╔══

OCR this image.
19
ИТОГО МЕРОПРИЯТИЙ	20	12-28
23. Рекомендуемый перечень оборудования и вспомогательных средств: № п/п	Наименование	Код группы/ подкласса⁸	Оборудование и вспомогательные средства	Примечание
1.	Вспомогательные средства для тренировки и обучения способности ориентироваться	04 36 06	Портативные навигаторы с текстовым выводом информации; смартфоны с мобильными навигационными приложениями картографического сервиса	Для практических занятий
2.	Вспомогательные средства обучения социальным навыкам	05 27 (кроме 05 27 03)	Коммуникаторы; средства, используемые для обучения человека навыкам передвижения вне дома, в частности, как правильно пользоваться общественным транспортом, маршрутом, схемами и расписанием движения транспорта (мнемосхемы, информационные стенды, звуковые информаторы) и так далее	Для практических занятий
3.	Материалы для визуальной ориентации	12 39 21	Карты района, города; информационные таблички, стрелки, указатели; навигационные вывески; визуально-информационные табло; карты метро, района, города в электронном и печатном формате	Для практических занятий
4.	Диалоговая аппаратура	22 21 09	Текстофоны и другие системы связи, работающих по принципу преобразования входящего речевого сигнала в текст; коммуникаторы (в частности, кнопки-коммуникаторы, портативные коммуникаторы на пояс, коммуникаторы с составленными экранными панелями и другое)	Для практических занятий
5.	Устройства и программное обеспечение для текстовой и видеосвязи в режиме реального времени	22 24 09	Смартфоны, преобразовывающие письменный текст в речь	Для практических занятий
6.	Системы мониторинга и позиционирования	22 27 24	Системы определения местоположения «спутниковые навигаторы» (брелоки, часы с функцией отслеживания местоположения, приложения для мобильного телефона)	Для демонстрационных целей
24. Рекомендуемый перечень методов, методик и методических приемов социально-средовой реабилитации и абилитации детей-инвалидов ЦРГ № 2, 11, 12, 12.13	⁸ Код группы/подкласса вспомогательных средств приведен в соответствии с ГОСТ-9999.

╚══

Repeat the data above exactly.

Reply |
OCR this image.
19
ИТОГО МЕРОПРИЯТИЙ	20	12-28
23. Рекомендуемый перечень оборудования и вспомогательных средств: № п/п	Наименование	Код группы/ подкласса⁸	Оборудование и вспомогательные средства	Примечание
1.	Вспомогательные средства для тренировки и обучения способности ориентироваться	04 36 06	Портативные навигаторы с текстовым выводом информации; смартфоны с мобильными навигационными приложениями картографического сервиса	Для практических занятий
2.	Вспомогательные средства обучения социальным навыкам	05 27 (кроме 05 27 03)	Коммуникаторы; средства, используемые для обучения человека навыкам передвижения вне дома, в частности, как правильно пользоваться общественным транспортом, маршрутом, схемами и расписанием движения транспорта (мнемосхемы, информационные стенды, звуковые информаторы) и так далее	Для практических занятий
3.	Материалы для визуальной ориентации	12 39 21	Карты района, города; информационные таблички, стрелки, указатели; навигационные вывески; визуально-информационные табло; карты метро, района, города в электронном и печатном формате	Для практических занятий
4.	Диалоговая аппаратура	22 21 09	Текстофоны и другие системы связи, работающих по принципу преобразования входящего речевого сигнала в текст; коммуникаторы (в частности, кнопки-коммуникаторы, портативные коммуникаторы на пояс, коммуникаторы с составленными экранными панелями и другое)	Для практических занятий
5.	Устройства и программное обеспечение для текстовой и видеосвязи в режиме реального времени	22 24 09	Смартфоны, преобразовывающие письменный текст в речь	Для практических занятий
6.	Системы мониторинга и позиционирования	22 27 24	Системы определения местоположения «спутниковые навигаторы» (брелоки, часы с функцией отслеживания местоположения, приложения для мобильного телефона)	Для демонстрационных целей
24. Рекомендуемый перечень методов, методик и методических приемов социально-средовой реабилитации и абилитации детей-инвалидов ЦРГ № 2, 11, 12, 12.13	⁸ Код группы/подкласса вспомогательных средств приведен в соответствии с ГОСТ-9999.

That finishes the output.